Records for this task =
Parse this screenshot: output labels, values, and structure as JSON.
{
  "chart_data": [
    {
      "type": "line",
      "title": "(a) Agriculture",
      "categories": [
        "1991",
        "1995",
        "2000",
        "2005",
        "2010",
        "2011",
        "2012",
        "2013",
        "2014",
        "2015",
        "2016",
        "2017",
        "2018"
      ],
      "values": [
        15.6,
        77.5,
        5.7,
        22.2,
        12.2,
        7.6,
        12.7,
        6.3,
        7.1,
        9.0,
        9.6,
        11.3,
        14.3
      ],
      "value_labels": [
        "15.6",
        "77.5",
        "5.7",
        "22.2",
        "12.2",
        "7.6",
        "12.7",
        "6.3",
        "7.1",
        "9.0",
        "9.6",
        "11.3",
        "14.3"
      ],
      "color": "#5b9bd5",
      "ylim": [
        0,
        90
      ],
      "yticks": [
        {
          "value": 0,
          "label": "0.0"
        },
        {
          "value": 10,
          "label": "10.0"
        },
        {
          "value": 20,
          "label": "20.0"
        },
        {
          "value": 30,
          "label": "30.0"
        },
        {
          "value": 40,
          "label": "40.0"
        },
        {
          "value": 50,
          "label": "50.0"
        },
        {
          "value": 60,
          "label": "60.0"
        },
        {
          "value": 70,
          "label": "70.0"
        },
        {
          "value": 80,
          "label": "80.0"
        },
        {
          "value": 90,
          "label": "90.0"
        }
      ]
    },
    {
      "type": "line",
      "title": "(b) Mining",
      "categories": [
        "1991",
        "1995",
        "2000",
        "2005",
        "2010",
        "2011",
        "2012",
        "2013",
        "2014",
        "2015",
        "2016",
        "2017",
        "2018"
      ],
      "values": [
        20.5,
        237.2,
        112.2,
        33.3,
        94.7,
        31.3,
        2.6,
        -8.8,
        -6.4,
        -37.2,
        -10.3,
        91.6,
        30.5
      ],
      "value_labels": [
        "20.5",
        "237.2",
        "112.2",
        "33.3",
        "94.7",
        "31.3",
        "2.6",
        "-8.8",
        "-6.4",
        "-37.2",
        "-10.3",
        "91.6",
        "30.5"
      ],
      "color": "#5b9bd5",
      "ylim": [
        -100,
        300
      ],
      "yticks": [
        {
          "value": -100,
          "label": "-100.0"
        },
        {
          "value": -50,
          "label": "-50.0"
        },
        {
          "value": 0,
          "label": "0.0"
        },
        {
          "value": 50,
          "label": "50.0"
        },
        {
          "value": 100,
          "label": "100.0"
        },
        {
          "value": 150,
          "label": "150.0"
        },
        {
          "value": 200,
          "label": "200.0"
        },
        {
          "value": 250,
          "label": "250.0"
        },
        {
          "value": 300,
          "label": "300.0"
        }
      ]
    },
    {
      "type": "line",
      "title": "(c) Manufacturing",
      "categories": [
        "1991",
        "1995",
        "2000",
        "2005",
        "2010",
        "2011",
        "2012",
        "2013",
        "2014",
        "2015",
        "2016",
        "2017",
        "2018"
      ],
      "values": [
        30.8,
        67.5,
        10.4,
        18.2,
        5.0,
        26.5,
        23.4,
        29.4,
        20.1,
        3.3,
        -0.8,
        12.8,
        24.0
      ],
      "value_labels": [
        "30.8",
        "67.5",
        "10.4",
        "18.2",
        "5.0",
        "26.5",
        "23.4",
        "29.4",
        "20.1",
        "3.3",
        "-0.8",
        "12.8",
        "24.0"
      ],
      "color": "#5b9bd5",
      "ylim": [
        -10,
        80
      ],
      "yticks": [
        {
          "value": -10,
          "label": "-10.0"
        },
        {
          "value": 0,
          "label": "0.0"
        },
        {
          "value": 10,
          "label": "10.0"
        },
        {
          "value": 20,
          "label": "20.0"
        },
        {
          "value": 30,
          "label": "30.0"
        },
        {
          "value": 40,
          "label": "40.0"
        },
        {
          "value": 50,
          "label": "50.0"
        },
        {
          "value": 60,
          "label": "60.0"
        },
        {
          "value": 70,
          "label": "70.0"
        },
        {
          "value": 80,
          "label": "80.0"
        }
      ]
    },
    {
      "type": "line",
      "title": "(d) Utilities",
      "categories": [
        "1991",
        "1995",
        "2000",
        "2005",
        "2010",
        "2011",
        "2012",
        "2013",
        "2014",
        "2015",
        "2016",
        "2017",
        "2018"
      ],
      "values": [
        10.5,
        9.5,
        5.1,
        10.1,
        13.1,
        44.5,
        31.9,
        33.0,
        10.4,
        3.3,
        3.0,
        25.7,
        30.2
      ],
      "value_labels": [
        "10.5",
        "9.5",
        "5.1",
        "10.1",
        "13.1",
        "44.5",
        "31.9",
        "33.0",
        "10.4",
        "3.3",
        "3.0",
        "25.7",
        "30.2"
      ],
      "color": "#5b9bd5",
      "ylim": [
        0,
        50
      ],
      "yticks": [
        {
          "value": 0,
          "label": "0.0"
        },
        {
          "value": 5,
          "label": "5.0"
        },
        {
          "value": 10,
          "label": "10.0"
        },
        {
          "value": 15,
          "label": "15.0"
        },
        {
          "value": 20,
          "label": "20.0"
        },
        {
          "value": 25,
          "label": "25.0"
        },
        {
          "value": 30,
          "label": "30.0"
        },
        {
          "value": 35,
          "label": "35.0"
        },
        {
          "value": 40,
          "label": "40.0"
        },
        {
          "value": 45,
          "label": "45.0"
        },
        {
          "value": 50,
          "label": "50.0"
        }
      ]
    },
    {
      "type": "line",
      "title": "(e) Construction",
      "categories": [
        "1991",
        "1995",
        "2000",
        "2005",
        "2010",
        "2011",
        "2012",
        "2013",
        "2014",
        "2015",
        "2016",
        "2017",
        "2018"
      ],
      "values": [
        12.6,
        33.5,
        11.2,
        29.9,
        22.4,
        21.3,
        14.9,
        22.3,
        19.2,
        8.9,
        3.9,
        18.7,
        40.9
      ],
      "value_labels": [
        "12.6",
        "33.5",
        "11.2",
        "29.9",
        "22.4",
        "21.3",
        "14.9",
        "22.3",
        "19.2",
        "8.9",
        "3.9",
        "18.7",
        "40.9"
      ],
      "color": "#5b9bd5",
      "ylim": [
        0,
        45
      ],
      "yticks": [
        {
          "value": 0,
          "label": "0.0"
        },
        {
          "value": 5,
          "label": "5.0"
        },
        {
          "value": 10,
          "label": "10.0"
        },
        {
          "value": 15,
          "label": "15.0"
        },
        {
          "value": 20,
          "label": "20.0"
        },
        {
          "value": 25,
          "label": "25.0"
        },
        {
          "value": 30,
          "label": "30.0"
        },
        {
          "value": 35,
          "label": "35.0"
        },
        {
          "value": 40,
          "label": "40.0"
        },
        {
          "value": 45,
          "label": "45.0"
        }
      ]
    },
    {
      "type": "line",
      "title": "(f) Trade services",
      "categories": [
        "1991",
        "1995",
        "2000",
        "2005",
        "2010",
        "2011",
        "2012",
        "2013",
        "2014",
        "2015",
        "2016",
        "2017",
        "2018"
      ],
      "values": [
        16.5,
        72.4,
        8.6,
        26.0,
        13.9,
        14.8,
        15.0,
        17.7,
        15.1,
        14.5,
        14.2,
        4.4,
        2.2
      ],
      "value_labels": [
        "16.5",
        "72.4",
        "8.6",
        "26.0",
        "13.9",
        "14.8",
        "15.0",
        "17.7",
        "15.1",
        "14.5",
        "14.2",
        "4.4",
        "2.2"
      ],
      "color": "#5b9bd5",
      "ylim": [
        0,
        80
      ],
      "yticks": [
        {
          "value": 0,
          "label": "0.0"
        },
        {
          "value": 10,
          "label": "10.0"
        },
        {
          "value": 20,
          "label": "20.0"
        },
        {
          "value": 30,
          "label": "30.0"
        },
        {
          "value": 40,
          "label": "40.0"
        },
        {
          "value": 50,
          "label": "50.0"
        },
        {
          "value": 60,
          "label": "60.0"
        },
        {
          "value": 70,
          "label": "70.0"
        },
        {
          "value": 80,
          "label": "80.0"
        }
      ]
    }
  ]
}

Aim = Pick out and copy the lines of the entries that hold the string "title".

Full response =
      "title": "(a) Agriculture",
      "title": "(b) Mining",
      "title": "(c) Manufacturing",
      "title": "(d) Utilities",
      "title": "(e) Construction",
      "title": "(f) Trade services",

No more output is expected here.